Can you write out all the lines word for word, with no pictures?

Data excerpts:
____
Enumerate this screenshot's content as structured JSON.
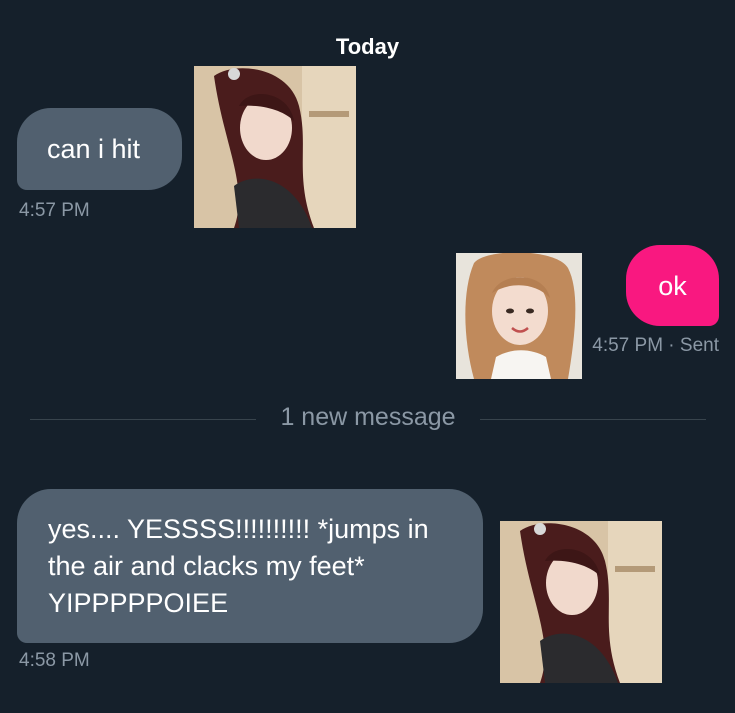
{
  "conversation": {
    "day_label": "Today",
    "new_messages_divider": "1 new message",
    "messages": [
      {
        "direction": "incoming",
        "text": "can i hit",
        "time": "4:57 PM",
        "attachment": "photo of woman with long dark red hair"
      },
      {
        "direction": "outgoing",
        "text": "ok",
        "time": "4:57 PM · Sent",
        "attachment": "photo of smiling woman with light brown hair"
      },
      {
        "direction": "incoming",
        "text": "yes.... YESSSS!!!!!!!!!! *jumps in the air and clacks my feet* YIPPPPPOIEE",
        "time": "4:58 PM",
        "attachment": "photo of woman with long dark red hair"
      }
    ]
  },
  "colors": {
    "background": "#15202b",
    "incoming_bubble": "#51606f",
    "outgoing_bubble": "#f91880",
    "timestamp": "#8b98a5",
    "divider": "#38444d"
  }
}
____
» **Answer to the problem**:
Enumerate this screenshot's content as structured JSON.
{
  "conversation": {
    "day_label": "Today",
    "new_messages_divider": "1 new message",
    "messages": [
      {
        "direction": "incoming",
        "text": "can i hit",
        "time": "4:57 PM",
        "attachment": "photo of woman with long dark red hair"
      },
      {
        "direction": "outgoing",
        "text": "ok",
        "time": "4:57 PM · Sent",
        "attachment": "photo of smiling woman with light brown hair"
      },
      {
        "direction": "incoming",
        "text": "yes.... YESSSS!!!!!!!!!! *jumps in the air and clacks my feet* YIPPPPPOIEE",
        "time": "4:58 PM",
        "attachment": "photo of woman with long dark red hair"
      }
    ]
  },
  "colors": {
    "background": "#15202b",
    "incoming_bubble": "#51606f",
    "outgoing_bubble": "#f91880",
    "timestamp": "#8b98a5",
    "divider": "#38444d"
  }
}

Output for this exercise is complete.